__Work required__
In the records below, copy every line from the one containing "Text: Thawed Path: Thawed" down to the one containing "Text: Delete: Delete (226, 542, 258, 552)", changing "Disable" to "Enable" and leaving everything else the same.

__Material shown__
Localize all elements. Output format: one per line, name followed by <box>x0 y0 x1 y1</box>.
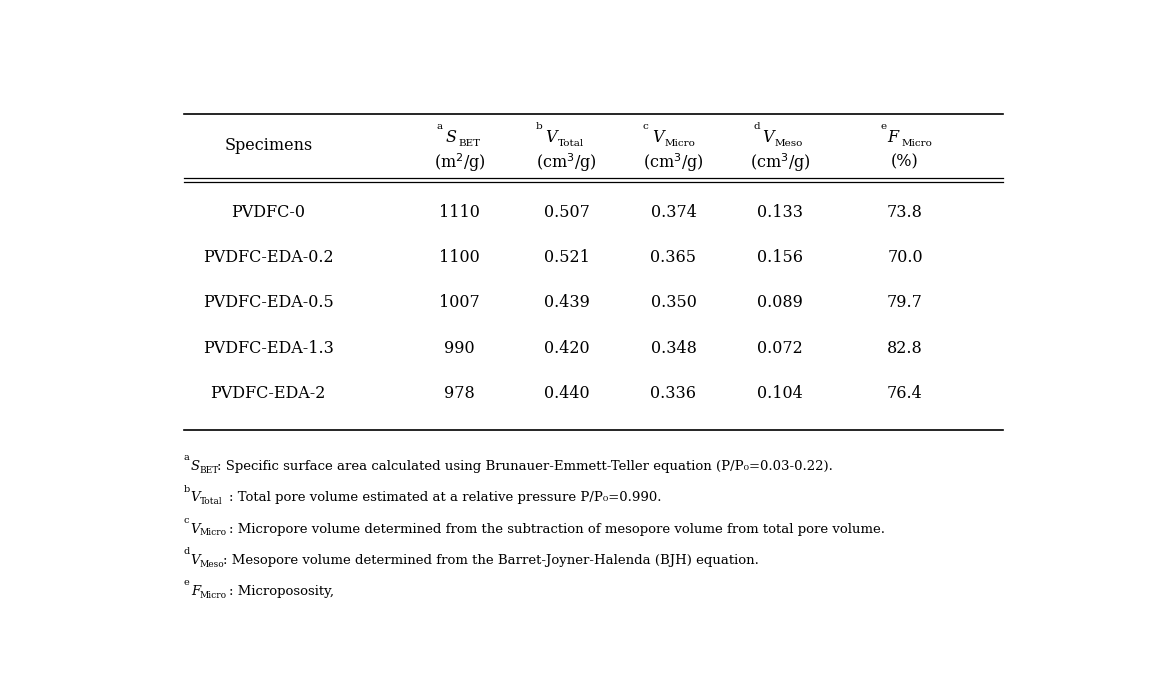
Text: 978: 978 <box>445 385 476 402</box>
Text: BET: BET <box>458 139 480 148</box>
Text: 1100: 1100 <box>439 249 480 266</box>
Text: 0.336: 0.336 <box>650 385 696 402</box>
Text: 82.8: 82.8 <box>887 340 923 356</box>
Text: c: c <box>184 516 190 525</box>
Text: BET: BET <box>200 466 219 475</box>
Text: 0.521: 0.521 <box>543 249 589 266</box>
Text: 0.133: 0.133 <box>757 204 803 220</box>
Text: 0.350: 0.350 <box>650 294 696 312</box>
Text: 70.0: 70.0 <box>887 249 923 266</box>
Text: Micro: Micro <box>664 139 695 148</box>
Text: 0.420: 0.420 <box>543 340 589 356</box>
Text: d: d <box>184 547 190 556</box>
Text: 1110: 1110 <box>439 204 480 220</box>
Text: b: b <box>184 484 190 494</box>
Text: V: V <box>763 130 774 146</box>
Text: PVDFC-EDA-0.2: PVDFC-EDA-0.2 <box>203 249 333 266</box>
Text: (m$^2$/g): (m$^2$/g) <box>434 150 486 174</box>
Text: 0.156: 0.156 <box>757 249 803 266</box>
Text: b: b <box>537 122 542 131</box>
Text: : Total pore volume estimated at a relative pressure P/P₀=0.990.: : Total pore volume estimated at a relat… <box>229 491 661 505</box>
Text: 79.7: 79.7 <box>887 294 923 312</box>
Text: PVDFC-EDA-0.5: PVDFC-EDA-0.5 <box>203 294 333 312</box>
Text: d: d <box>754 122 761 131</box>
Text: PVDFC-0: PVDFC-0 <box>231 204 306 220</box>
Text: Micro: Micro <box>902 139 932 148</box>
Text: a: a <box>437 122 442 131</box>
Text: 0.439: 0.439 <box>543 294 589 312</box>
Text: (cm$^3$/g): (cm$^3$/g) <box>750 150 811 174</box>
Text: V: V <box>545 130 556 146</box>
Text: 990: 990 <box>445 340 475 356</box>
Text: 0.374: 0.374 <box>650 204 696 220</box>
Text: Meso: Meso <box>200 560 224 568</box>
Text: 0.072: 0.072 <box>757 340 803 356</box>
Text: Total: Total <box>200 497 223 506</box>
Text: e: e <box>880 122 886 131</box>
Text: (%): (%) <box>892 154 919 171</box>
Text: S: S <box>446 130 456 146</box>
Text: e: e <box>184 578 190 587</box>
Text: F: F <box>191 585 200 598</box>
Text: : Micropososity,: : Micropososity, <box>229 585 333 598</box>
Text: c: c <box>643 122 649 131</box>
Text: 0.089: 0.089 <box>757 294 803 312</box>
Text: V: V <box>191 523 200 536</box>
Text: : Specific surface area calculated using Brunauer-Emmett-Teller equation (P/P₀=0: : Specific surface area calculated using… <box>217 460 833 473</box>
Text: F: F <box>887 130 899 146</box>
Text: 0.507: 0.507 <box>543 204 589 220</box>
Text: 73.8: 73.8 <box>887 204 923 220</box>
Text: PVDFC-EDA-1.3: PVDFC-EDA-1.3 <box>203 340 333 356</box>
Text: Micro: Micro <box>200 591 226 600</box>
Text: : Mesopore volume determined from the Barret-Joyner-Halenda (BJH) equation.: : Mesopore volume determined from the Ba… <box>223 554 758 567</box>
Text: Total: Total <box>557 139 584 148</box>
Text: Meso: Meso <box>774 139 803 148</box>
Text: 0.440: 0.440 <box>543 385 589 402</box>
Text: PVDFC-EDA-2: PVDFC-EDA-2 <box>210 385 326 402</box>
Text: 1007: 1007 <box>439 294 480 312</box>
Text: a: a <box>184 454 190 463</box>
Text: 0.104: 0.104 <box>757 385 803 402</box>
Text: S: S <box>191 460 200 473</box>
Text: 0.348: 0.348 <box>650 340 696 356</box>
Text: V: V <box>191 491 200 505</box>
Text: 76.4: 76.4 <box>887 385 923 402</box>
Text: Micro: Micro <box>200 528 226 538</box>
Text: V: V <box>651 130 663 146</box>
Text: (cm$^3$/g): (cm$^3$/g) <box>537 150 597 174</box>
Text: 0.365: 0.365 <box>650 249 696 266</box>
Text: : Micropore volume determined from the subtraction of mesopore volume from total: : Micropore volume determined from the s… <box>229 523 885 536</box>
Text: (cm$^3$/g): (cm$^3$/g) <box>643 150 704 174</box>
Text: V: V <box>191 554 200 567</box>
Text: Specimens: Specimens <box>224 137 313 154</box>
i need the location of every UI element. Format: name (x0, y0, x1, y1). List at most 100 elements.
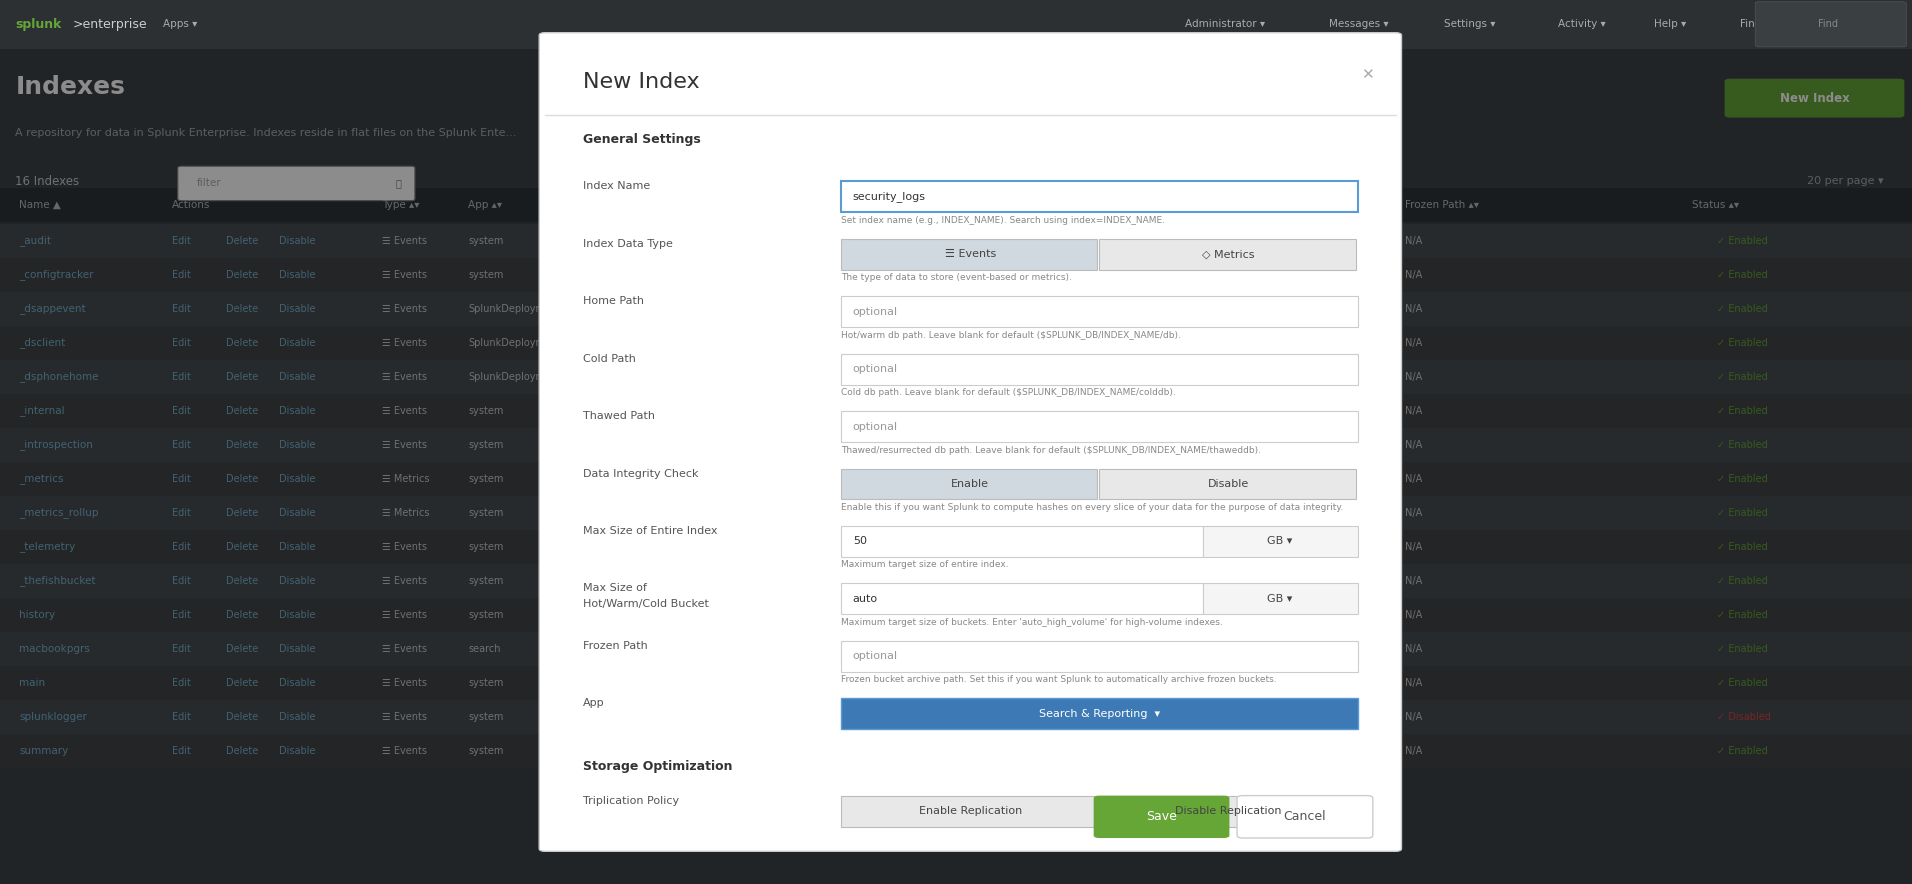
Text: Thawed Path: Thawed Path (583, 411, 656, 421)
Text: Hot/warm db path. Leave blank for default ($SPLUNK_DB/INDEX_NAME/db).: Hot/warm db path. Leave blank for defaul… (841, 331, 1182, 339)
Bar (0, 632, 1912, 667)
Text: Disable: Disable (279, 713, 315, 722)
Text: N/A: N/A (1405, 644, 1423, 654)
Text: Disable: Disable (279, 406, 315, 415)
Text: Save: Save (1145, 811, 1178, 823)
Text: $SPLUNK_DB/_telemetry/db: $SPLUNK_DB/_telemetry/db (641, 542, 776, 552)
Text: Delete: Delete (226, 542, 258, 552)
FancyBboxPatch shape (539, 33, 1401, 851)
Text: $SPLUNK_DB/_introspection/db: $SPLUNK_DB/_introspection/db (641, 439, 792, 450)
Text: 🔍: 🔍 (396, 179, 402, 188)
FancyBboxPatch shape (841, 641, 1358, 672)
Text: Delete: Delete (226, 576, 258, 586)
FancyBboxPatch shape (0, 0, 1912, 49)
Text: auto: auto (853, 594, 878, 604)
Text: optional: optional (853, 422, 899, 431)
Bar (0, 292, 1912, 325)
Text: Disable: Disable (279, 610, 315, 620)
Text: $SPLUNK_DB/_metrics_rollup/db: $SPLUNK_DB/_metrics_rollup/db (641, 507, 797, 518)
Text: Delete: Delete (226, 508, 258, 518)
Text: N/A: N/A (1405, 678, 1423, 688)
Text: splunk: splunk (15, 18, 61, 31)
Text: Apps ▾: Apps ▾ (163, 19, 197, 29)
Text: Disable: Disable (279, 678, 315, 688)
FancyBboxPatch shape (1203, 526, 1358, 557)
FancyBboxPatch shape (841, 239, 1097, 270)
Text: Home Path: Home Path (583, 296, 644, 306)
Text: Find: Find (1740, 19, 1761, 29)
Text: SplunkDeploymen: SplunkDeploymen (468, 304, 558, 314)
Text: ✓ Enabled: ✓ Enabled (1717, 270, 1769, 279)
Text: Settings ▾: Settings ▾ (1444, 19, 1495, 29)
Text: splunklogger: splunklogger (19, 713, 86, 722)
Text: ✓ Enabled: ✓ Enabled (1717, 236, 1769, 246)
Text: ☰ Events: ☰ Events (382, 610, 428, 620)
Text: ✕: ✕ (1361, 67, 1373, 82)
Text: _internal: _internal (19, 406, 65, 416)
Text: $SPLUNK_DB/audit/db: $SPLUNK_DB/audit/db (641, 235, 748, 246)
Text: Help ▾: Help ▾ (1654, 19, 1686, 29)
Text: Edit: Edit (172, 644, 191, 654)
Bar (0, 530, 1912, 564)
Text: Delete: Delete (226, 304, 258, 314)
Text: _telemetry: _telemetry (19, 542, 75, 552)
Text: Delete: Delete (226, 678, 258, 688)
Text: $SPLUNK_DB/_dsappevent/db: $SPLUNK_DB/_dsappevent/db (641, 303, 786, 314)
Bar (0, 734, 1912, 768)
Text: ✓ Enabled: ✓ Enabled (1717, 576, 1769, 586)
Text: Delete: Delete (226, 270, 258, 279)
Text: Disable: Disable (1208, 479, 1249, 489)
Text: Frozen Path: Frozen Path (583, 641, 648, 651)
Bar (0, 461, 1912, 496)
FancyBboxPatch shape (841, 411, 1358, 442)
Bar (0, 224, 1912, 258)
Text: General Settings: General Settings (583, 133, 702, 146)
Text: history: history (19, 610, 55, 620)
Text: ☰ Events: ☰ Events (945, 249, 996, 259)
FancyBboxPatch shape (841, 296, 1358, 327)
Text: Frozen bucket archive path. Set this if you want Splunk to automatically archive: Frozen bucket archive path. Set this if … (841, 675, 1277, 684)
Bar (0, 667, 1912, 700)
Bar (0, 496, 1912, 530)
Text: _thefishbucket: _thefishbucket (19, 575, 96, 586)
Text: GB ▾: GB ▾ (1268, 537, 1293, 546)
Text: Max Size of: Max Size of (583, 583, 646, 593)
Text: Edit: Edit (172, 542, 191, 552)
FancyBboxPatch shape (841, 796, 1097, 827)
Text: Disable: Disable (279, 746, 315, 756)
Text: Disable: Disable (279, 304, 315, 314)
Text: The type of data to store (event-based or metrics).: The type of data to store (event-based o… (841, 273, 1073, 282)
Text: ☰ Events: ☰ Events (382, 576, 428, 586)
Text: Edit: Edit (172, 678, 191, 688)
Text: ☰ Events: ☰ Events (382, 440, 428, 450)
Text: ✓ Enabled: ✓ Enabled (1717, 304, 1769, 314)
Text: Delete: Delete (226, 440, 258, 450)
Text: N/A: N/A (1405, 270, 1423, 279)
Text: New Index: New Index (1780, 92, 1849, 104)
Text: Edit: Edit (172, 406, 191, 415)
Text: Cold db path. Leave blank for default ($SPLUNK_DB/INDEX_NAME/colddb).: Cold db path. Leave blank for default ($… (841, 388, 1176, 397)
Text: App: App (583, 698, 604, 708)
Text: Delete: Delete (226, 236, 258, 246)
Text: Edit: Edit (172, 372, 191, 382)
Text: Hot/Warm/Cold Bucket: Hot/Warm/Cold Bucket (583, 599, 709, 609)
Text: system: system (468, 746, 505, 756)
FancyBboxPatch shape (178, 166, 415, 201)
Text: Edit: Edit (172, 338, 191, 347)
Text: A repository for data in Splunk Enterprise. Indexes reside in flat files on the : A repository for data in Splunk Enterpri… (15, 128, 516, 138)
Text: $SPLUNK_DB/splunklogger/db: $SPLUNK_DB/splunklogger/db (641, 712, 786, 722)
Text: ✓ Enabled: ✓ Enabled (1717, 338, 1769, 347)
Bar (0, 564, 1912, 598)
Text: _dsphonehome: _dsphonehome (19, 371, 99, 382)
Text: macbookpgrs: macbookpgrs (19, 644, 90, 654)
Text: summary: summary (19, 746, 69, 756)
Text: $SPLUNK_DB/summarydb/db: $SPLUNK_DB/summarydb/db (641, 746, 782, 757)
FancyBboxPatch shape (841, 698, 1358, 729)
Text: Edit: Edit (172, 610, 191, 620)
Text: ☰ Events: ☰ Events (382, 372, 428, 382)
Text: Delete: Delete (226, 610, 258, 620)
Text: Disable: Disable (279, 236, 315, 246)
Bar (0, 360, 1912, 394)
Text: $SPLUNK_DB/_dsphonehome/db: $SPLUNK_DB/_dsphonehome/db (641, 371, 797, 382)
Bar (0, 257, 1912, 292)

__Answer in full__
Text: Thawed Path: Thawed Path (583, 411, 656, 421)
Text: Hot/warm db path. Leave blank for default ($SPLUNK_DB/INDEX_NAME/db).: Hot/warm db path. Leave blank for defaul… (841, 331, 1182, 339)
Bar (0, 632, 1912, 667)
Text: Enable: Enable (279, 713, 315, 722)
Text: N/A: N/A (1405, 644, 1423, 654)
Text: Enable: Enable (279, 406, 315, 415)
Text: Save: Save (1145, 811, 1178, 823)
Text: $SPLUNK_DB/_telemetry/db: $SPLUNK_DB/_telemetry/db (641, 542, 776, 552)
Text: Delete: Delete (226, 542, 258, 552)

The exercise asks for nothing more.